#### [SET PROBLEM]
Each line that holds the word "Clima" is to be identified and copied.
+---+
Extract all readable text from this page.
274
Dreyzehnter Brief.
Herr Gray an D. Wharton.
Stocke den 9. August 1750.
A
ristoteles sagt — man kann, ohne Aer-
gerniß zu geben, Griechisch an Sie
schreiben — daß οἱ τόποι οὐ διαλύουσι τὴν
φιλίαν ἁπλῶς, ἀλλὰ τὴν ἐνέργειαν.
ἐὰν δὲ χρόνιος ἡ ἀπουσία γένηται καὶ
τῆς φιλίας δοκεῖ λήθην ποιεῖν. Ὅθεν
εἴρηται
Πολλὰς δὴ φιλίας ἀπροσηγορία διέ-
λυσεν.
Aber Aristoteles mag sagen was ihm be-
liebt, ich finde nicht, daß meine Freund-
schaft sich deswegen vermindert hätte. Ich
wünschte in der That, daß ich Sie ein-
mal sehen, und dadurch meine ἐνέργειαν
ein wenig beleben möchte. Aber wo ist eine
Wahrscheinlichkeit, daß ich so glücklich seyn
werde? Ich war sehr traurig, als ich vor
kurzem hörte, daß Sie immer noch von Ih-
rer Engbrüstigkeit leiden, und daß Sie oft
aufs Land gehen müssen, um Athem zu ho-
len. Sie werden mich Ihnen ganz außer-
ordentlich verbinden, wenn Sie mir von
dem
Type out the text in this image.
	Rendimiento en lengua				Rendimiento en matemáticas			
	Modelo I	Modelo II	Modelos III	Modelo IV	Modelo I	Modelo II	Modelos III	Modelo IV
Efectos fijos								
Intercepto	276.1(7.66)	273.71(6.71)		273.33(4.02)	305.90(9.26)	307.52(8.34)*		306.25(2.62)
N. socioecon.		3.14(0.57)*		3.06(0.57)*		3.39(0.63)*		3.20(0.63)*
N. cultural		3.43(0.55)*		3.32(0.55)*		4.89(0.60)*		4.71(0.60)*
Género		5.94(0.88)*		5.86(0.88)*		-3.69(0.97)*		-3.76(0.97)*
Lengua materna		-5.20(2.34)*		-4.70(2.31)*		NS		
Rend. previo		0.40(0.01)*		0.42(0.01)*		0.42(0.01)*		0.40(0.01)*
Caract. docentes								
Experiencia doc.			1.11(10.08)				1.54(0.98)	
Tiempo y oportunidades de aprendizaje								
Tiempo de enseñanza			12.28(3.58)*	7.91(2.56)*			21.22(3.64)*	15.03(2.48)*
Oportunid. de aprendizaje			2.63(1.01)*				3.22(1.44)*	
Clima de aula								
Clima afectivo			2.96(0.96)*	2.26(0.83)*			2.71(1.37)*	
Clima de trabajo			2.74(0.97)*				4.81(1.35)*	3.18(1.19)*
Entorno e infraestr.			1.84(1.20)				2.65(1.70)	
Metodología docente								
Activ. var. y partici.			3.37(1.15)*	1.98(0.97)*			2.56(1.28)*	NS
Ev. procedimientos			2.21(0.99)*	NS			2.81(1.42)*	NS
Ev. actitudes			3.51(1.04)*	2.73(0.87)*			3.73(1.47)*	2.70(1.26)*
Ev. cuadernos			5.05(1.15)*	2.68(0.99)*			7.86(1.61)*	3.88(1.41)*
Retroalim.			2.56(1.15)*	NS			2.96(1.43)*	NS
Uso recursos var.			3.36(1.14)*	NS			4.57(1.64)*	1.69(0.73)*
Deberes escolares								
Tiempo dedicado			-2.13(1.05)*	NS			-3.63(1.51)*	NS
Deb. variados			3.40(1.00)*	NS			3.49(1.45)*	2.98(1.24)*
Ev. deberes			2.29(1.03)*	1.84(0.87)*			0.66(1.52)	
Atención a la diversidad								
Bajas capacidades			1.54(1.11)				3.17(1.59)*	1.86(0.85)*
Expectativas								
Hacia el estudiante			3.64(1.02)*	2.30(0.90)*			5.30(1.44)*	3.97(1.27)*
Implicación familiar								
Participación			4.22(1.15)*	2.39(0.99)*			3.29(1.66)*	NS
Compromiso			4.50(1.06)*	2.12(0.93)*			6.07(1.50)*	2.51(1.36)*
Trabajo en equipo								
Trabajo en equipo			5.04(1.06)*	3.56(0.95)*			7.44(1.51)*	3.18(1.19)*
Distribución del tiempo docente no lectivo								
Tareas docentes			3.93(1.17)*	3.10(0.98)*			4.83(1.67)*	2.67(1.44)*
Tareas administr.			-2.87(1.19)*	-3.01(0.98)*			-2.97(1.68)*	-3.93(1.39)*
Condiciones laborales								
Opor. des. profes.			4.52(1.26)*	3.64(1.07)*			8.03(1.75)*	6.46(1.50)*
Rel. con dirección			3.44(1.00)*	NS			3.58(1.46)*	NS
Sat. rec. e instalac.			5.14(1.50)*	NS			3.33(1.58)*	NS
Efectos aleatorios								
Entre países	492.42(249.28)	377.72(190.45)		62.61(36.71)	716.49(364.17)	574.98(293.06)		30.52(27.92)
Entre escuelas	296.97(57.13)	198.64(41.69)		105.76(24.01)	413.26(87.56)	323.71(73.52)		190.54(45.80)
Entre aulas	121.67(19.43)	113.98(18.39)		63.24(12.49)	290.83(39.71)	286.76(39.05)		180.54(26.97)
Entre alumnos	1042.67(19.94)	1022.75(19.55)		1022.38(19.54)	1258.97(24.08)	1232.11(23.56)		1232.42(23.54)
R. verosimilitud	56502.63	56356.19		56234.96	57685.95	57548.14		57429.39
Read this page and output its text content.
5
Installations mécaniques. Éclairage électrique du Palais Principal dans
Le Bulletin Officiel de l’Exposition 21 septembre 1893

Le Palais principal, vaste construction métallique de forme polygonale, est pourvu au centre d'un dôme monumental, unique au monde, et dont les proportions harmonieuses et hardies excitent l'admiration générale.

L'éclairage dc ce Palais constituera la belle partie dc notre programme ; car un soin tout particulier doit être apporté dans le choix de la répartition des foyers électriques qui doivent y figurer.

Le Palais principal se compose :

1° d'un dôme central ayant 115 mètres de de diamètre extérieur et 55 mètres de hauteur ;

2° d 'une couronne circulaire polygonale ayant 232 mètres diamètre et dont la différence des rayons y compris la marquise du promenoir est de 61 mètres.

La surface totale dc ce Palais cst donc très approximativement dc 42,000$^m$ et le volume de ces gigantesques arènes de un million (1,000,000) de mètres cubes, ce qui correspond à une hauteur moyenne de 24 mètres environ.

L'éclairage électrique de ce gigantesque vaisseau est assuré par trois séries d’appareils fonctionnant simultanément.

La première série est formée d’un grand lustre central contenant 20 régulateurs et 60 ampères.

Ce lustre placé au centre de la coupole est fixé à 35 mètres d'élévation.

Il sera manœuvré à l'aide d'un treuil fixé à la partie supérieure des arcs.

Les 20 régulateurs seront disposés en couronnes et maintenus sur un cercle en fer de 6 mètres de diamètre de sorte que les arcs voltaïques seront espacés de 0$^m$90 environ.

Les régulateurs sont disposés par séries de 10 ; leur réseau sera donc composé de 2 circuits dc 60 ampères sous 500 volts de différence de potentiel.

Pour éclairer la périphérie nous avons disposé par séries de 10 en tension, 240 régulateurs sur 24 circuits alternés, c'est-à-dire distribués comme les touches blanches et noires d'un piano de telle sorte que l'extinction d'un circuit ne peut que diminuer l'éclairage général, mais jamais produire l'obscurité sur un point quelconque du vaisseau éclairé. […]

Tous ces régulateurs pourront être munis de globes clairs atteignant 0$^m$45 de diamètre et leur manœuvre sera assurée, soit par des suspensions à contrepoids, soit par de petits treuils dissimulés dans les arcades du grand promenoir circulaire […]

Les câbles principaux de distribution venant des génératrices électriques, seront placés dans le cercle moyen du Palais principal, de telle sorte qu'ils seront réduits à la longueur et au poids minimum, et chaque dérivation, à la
+---+
#### [ANSWER TO THIS EXERCISE]
Clima de aula								
Clima afectivo			2.96(0.96)*	2.26(0.83)*			2.71(1.37)*	
Clima de trabajo			2.74(0.97)*				4.81(1.35)*	3.18(1.19)*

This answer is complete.